◆ Your task ◆
Output the entries word for word. Omit images.

◆ Source data ◆
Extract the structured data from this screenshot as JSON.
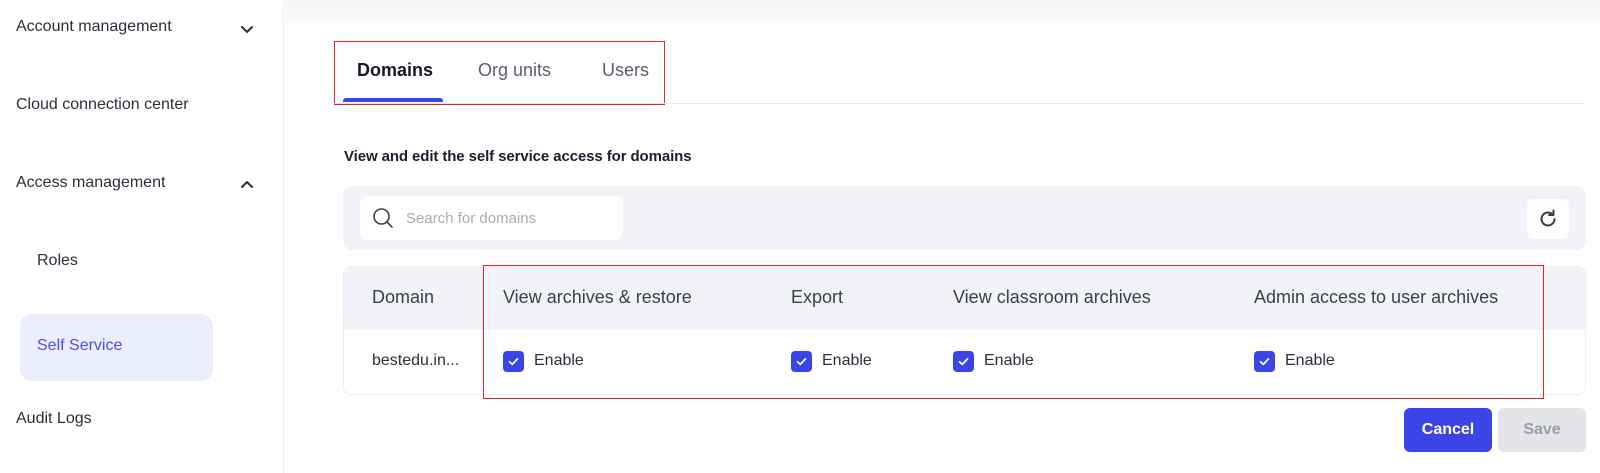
{
  "sidebar": {
    "items": [
      {
        "label": "Account management",
        "chevron": "chevron-down-icon"
      },
      {
        "label": "Cloud connection center"
      },
      {
        "label": "Access management",
        "chevron": "chevron-up-icon"
      },
      {
        "label": "Roles"
      },
      {
        "label": "Self Service",
        "active": true
      },
      {
        "label": "Audit Logs"
      }
    ]
  },
  "tabs": [
    {
      "label": "Domains",
      "active": true
    },
    {
      "label": "Org units"
    },
    {
      "label": "Users"
    }
  ],
  "section": {
    "title": "View and edit the self service access for domains"
  },
  "search": {
    "placeholder": "Search for domains",
    "value": ""
  },
  "table": {
    "headers": [
      "Domain",
      "View archives & restore",
      "Export",
      "View classroom archives",
      "Admin access to user archives"
    ],
    "rows": [
      {
        "domain": "bestedu.in...",
        "permissions": [
          {
            "label": "Enable",
            "checked": true
          },
          {
            "label": "Enable",
            "checked": true
          },
          {
            "label": "Enable",
            "checked": true
          },
          {
            "label": "Enable",
            "checked": true
          }
        ]
      }
    ]
  },
  "buttons": {
    "cancel": "Cancel",
    "save": "Save"
  },
  "colors": {
    "accent": "#3b44e6",
    "highlight": "#e1252b",
    "active_nav_bg": "#ecedfd"
  }
}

◆ Written solution ◆
Extract the structured data from this screenshot as JSON.
{
  "sidebar": {
    "items": [
      {
        "label": "Account management",
        "chevron": "chevron-down-icon"
      },
      {
        "label": "Cloud connection center"
      },
      {
        "label": "Access management",
        "chevron": "chevron-up-icon"
      },
      {
        "label": "Roles"
      },
      {
        "label": "Self Service",
        "active": true
      },
      {
        "label": "Audit Logs"
      }
    ]
  },
  "tabs": [
    {
      "label": "Domains",
      "active": true
    },
    {
      "label": "Org units"
    },
    {
      "label": "Users"
    }
  ],
  "section": {
    "title": "View and edit the self service access for domains"
  },
  "search": {
    "placeholder": "Search for domains",
    "value": ""
  },
  "table": {
    "headers": [
      "Domain",
      "View archives & restore",
      "Export",
      "View classroom archives",
      "Admin access to user archives"
    ],
    "rows": [
      {
        "domain": "bestedu.in...",
        "permissions": [
          {
            "label": "Enable",
            "checked": true
          },
          {
            "label": "Enable",
            "checked": true
          },
          {
            "label": "Enable",
            "checked": true
          },
          {
            "label": "Enable",
            "checked": true
          }
        ]
      }
    ]
  },
  "buttons": {
    "cancel": "Cancel",
    "save": "Save"
  },
  "colors": {
    "accent": "#3b44e6",
    "highlight": "#e1252b",
    "active_nav_bg": "#ecedfd"
  }
}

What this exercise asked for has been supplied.